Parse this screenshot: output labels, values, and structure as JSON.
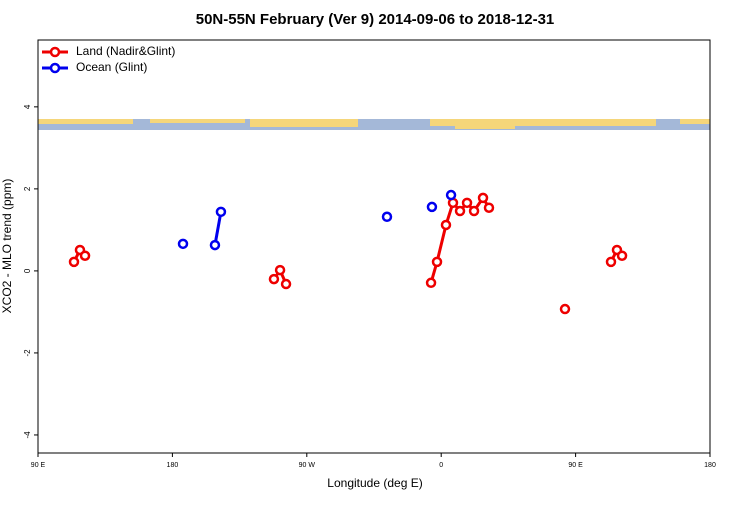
{
  "chart_data": {
    "type": "line",
    "title": "50N-55N February (Ver 9)   2014-09-06 to 2018-12-31",
    "x_label": "Longitude (deg E)",
    "y_label": "XCO2 - MLO trend (ppm)",
    "xlim": [
      90,
      540
    ],
    "ylim": [
      -4.44,
      5.63
    ],
    "xticks": [
      {
        "value": 90,
        "label": "90 E"
      },
      180,
      {
        "value": 270,
        "label": "90 W"
      },
      {
        "value": 360,
        "label": "0"
      },
      {
        "value": 450,
        "label": "90 E"
      },
      {
        "value": 540,
        "label": "180"
      }
    ],
    "yticks": [
      -4,
      -2,
      0,
      2,
      4
    ],
    "legend": "top-left",
    "series": [
      {
        "name": "Land (Nadir&Glint)",
        "color": "#ee0000",
        "x": [
          114.1,
          118.1,
          121.5,
          null,
          248,
          252.1,
          256.1,
          null,
          353.2,
          357.2,
          363.2,
          367.9,
          372.6,
          377.3,
          382,
          388,
          392,
          null,
          442.9,
          null,
          473.7,
          477.7,
          481.1
        ],
        "values": [
          0.22,
          0.51,
          0.37,
          null,
          -0.2,
          0.02,
          -0.32,
          null,
          -0.29,
          0.22,
          1.12,
          1.66,
          1.46,
          1.66,
          1.46,
          1.78,
          1.54,
          null,
          -0.93,
          null,
          0.22,
          0.51,
          0.37
        ]
      },
      {
        "name": "Ocean (Glint)",
        "color": "#0000ee",
        "x": [
          187.1,
          null,
          208.5,
          212.5,
          null,
          323.7,
          null,
          353.8,
          null,
          366.6
        ],
        "values": [
          0.66,
          null,
          0.63,
          1.44,
          null,
          1.32,
          null,
          1.56,
          null,
          1.85
        ]
      }
    ]
  }
}
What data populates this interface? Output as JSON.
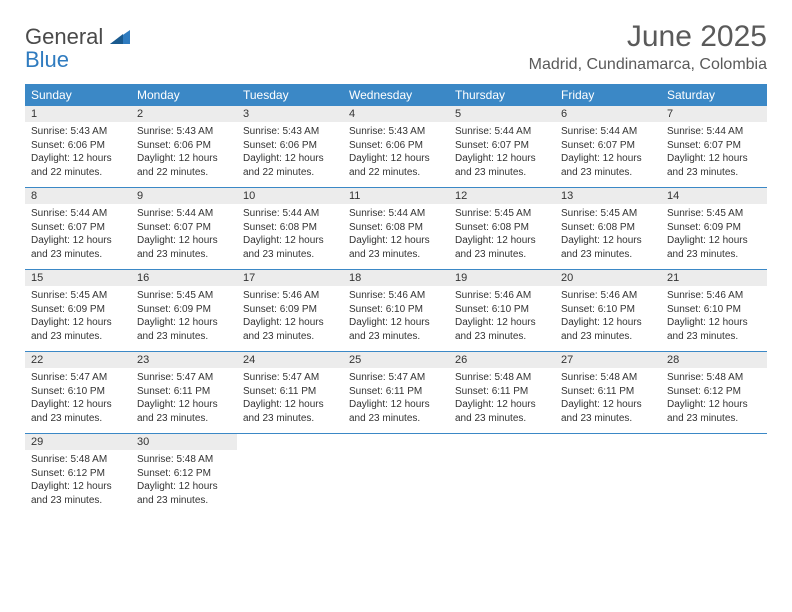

——————

TASK STATEMENT —
Using the records above, output their complete text exactly, minus any images.

RESULT FOR THIS EXERCISE —
Parse this screenshot: output labels, values, and structure as JSON.
{
  "chart_data": {
    "type": "line",
    "title": "50N-55N February (Ver 9)   2014-09-06 to 2018-12-31",
    "x_label": "Longitude (deg E)",
    "y_label": "XCO2 - MLO trend (ppm)",
    "xlim": [
      90,
      540
    ],
    "ylim": [
      -4.44,
      5.63
    ],
    "xticks": [
      {
        "value": 90,
        "label": "90 E"
      },
      180,
      {
        "value": 270,
        "label": "90 W"
      },
      {
        "value": 360,
        "label": "0"
      },
      {
        "value": 450,
        "label": "90 E"
      },
      {
        "value": 540,
        "label": "180"
      }
    ],
    "yticks": [
      -4,
      -2,
      0,
      2,
      4
    ],
    "legend": "top-left",
    "series": [
      {
        "name": "Land (Nadir&Glint)",
        "color": "#ee0000",
        "x": [
          114.1,
          118.1,
          121.5,
          null,
          248,
          252.1,
          256.1,
          null,
          353.2,
          357.2,
          363.2,
          367.9,
          372.6,
          377.3,
          382,
          388,
          392,
          null,
          442.9,
          null,
          473.7,
          477.7,
          481.1
        ],
        "values": [
          0.22,
          0.51,
          0.37,
          null,
          -0.2,
          0.02,
          -0.32,
          null,
          -0.29,
          0.22,
          1.12,
          1.66,
          1.46,
          1.66,
          1.46,
          1.78,
          1.54,
          null,
          -0.93,
          null,
          0.22,
          0.51,
          0.37
        ]
      },
      {
        "name": "Ocean (Glint)",
        "color": "#0000ee",
        "x": [
          187.1,
          null,
          208.5,
          212.5,
          null,
          323.7,
          null,
          353.8,
          null,
          366.6
        ],
        "values": [
          0.66,
          null,
          0.63,
          1.44,
          null,
          1.32,
          null,
          1.56,
          null,
          1.85
        ]
      }
    ]
  }
}
What data populates this interface? Output as JSON.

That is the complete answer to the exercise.